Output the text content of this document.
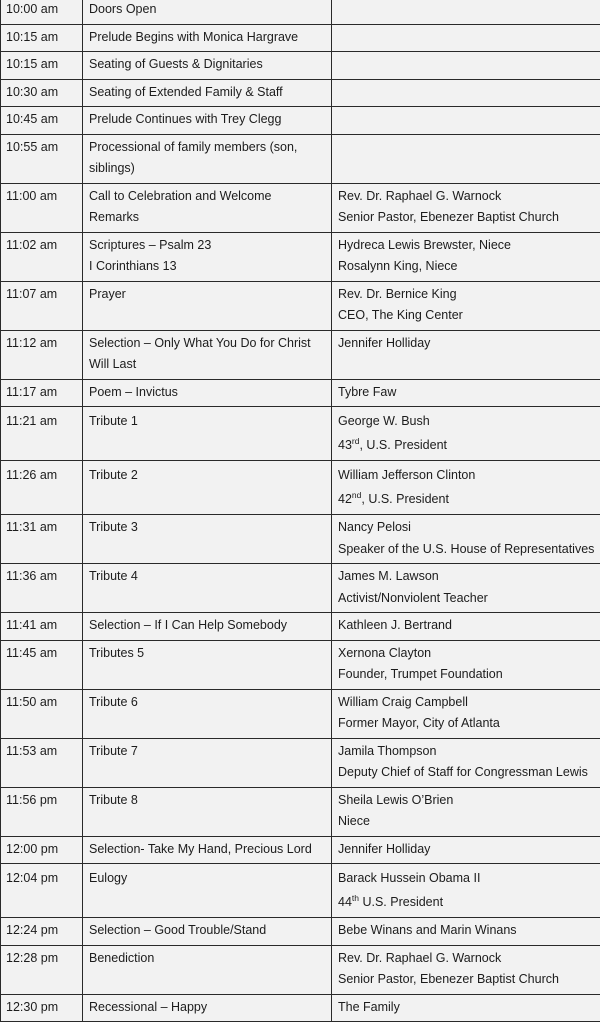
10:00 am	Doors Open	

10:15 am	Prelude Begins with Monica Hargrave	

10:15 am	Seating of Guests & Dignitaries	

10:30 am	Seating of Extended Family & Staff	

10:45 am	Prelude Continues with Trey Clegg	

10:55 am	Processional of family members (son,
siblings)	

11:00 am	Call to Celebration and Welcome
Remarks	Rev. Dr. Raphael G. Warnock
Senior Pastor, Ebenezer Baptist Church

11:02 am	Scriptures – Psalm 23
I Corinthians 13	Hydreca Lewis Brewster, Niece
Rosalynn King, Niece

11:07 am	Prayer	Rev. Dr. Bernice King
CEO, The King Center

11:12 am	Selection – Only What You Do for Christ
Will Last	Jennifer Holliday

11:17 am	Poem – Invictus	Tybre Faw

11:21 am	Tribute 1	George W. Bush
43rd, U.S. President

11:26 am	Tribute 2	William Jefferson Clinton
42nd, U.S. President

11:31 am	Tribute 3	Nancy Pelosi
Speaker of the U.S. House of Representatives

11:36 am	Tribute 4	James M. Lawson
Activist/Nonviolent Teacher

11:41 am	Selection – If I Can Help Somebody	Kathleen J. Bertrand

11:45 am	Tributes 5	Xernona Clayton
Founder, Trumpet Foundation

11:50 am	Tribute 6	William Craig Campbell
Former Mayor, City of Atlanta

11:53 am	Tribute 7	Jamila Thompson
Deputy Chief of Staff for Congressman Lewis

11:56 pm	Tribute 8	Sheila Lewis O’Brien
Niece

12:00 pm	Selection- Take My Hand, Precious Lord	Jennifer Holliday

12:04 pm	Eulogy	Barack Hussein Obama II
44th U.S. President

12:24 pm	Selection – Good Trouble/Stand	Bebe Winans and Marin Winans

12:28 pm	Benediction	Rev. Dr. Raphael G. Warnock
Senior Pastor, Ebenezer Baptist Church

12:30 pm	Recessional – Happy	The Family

**Work to do**
Write out the material above once more, exactly as it reads, with no pictures.

**Exercise response**
Output the text content of this document.
10:00 am	Doors Open	

10:15 am	Prelude Begins with Monica Hargrave	

10:15 am	Seating of Guests & Dignitaries	

10:30 am	Seating of Extended Family & Staff	

10:45 am	Prelude Continues with Trey Clegg	

10:55 am	Processional of family members (son,
siblings)	

11:00 am	Call to Celebration and Welcome
Remarks	Rev. Dr. Raphael G. Warnock
Senior Pastor, Ebenezer Baptist Church

11:02 am	Scriptures – Psalm 23
I Corinthians 13	Hydreca Lewis Brewster, Niece
Rosalynn King, Niece

11:07 am	Prayer	Rev. Dr. Bernice King
CEO, The King Center

11:12 am	Selection – Only What You Do for Christ
Will Last	Jennifer Holliday

11:17 am	Poem – Invictus	Tybre Faw

11:21 am	Tribute 1	George W. Bush
43rd, U.S. President

11:26 am	Tribute 2	William Jefferson Clinton
42nd, U.S. President

11:31 am	Tribute 3	Nancy Pelosi
Speaker of the U.S. House of Representatives

11:36 am	Tribute 4	James M. Lawson
Activist/Nonviolent Teacher

11:41 am	Selection – If I Can Help Somebody	Kathleen J. Bertrand

11:45 am	Tributes 5	Xernona Clayton
Founder, Trumpet Foundation

11:50 am	Tribute 6	William Craig Campbell
Former Mayor, City of Atlanta

11:53 am	Tribute 7	Jamila Thompson
Deputy Chief of Staff for Congressman Lewis

11:56 pm	Tribute 8	Sheila Lewis O’Brien
Niece

12:00 pm	Selection- Take My Hand, Precious Lord	Jennifer Holliday

12:04 pm	Eulogy	Barack Hussein Obama II
44th U.S. President

12:24 pm	Selection – Good Trouble/Stand	Bebe Winans and Marin Winans

12:28 pm	Benediction	Rev. Dr. Raphael G. Warnock
Senior Pastor, Ebenezer Baptist Church

12:30 pm	Recessional – Happy	The Family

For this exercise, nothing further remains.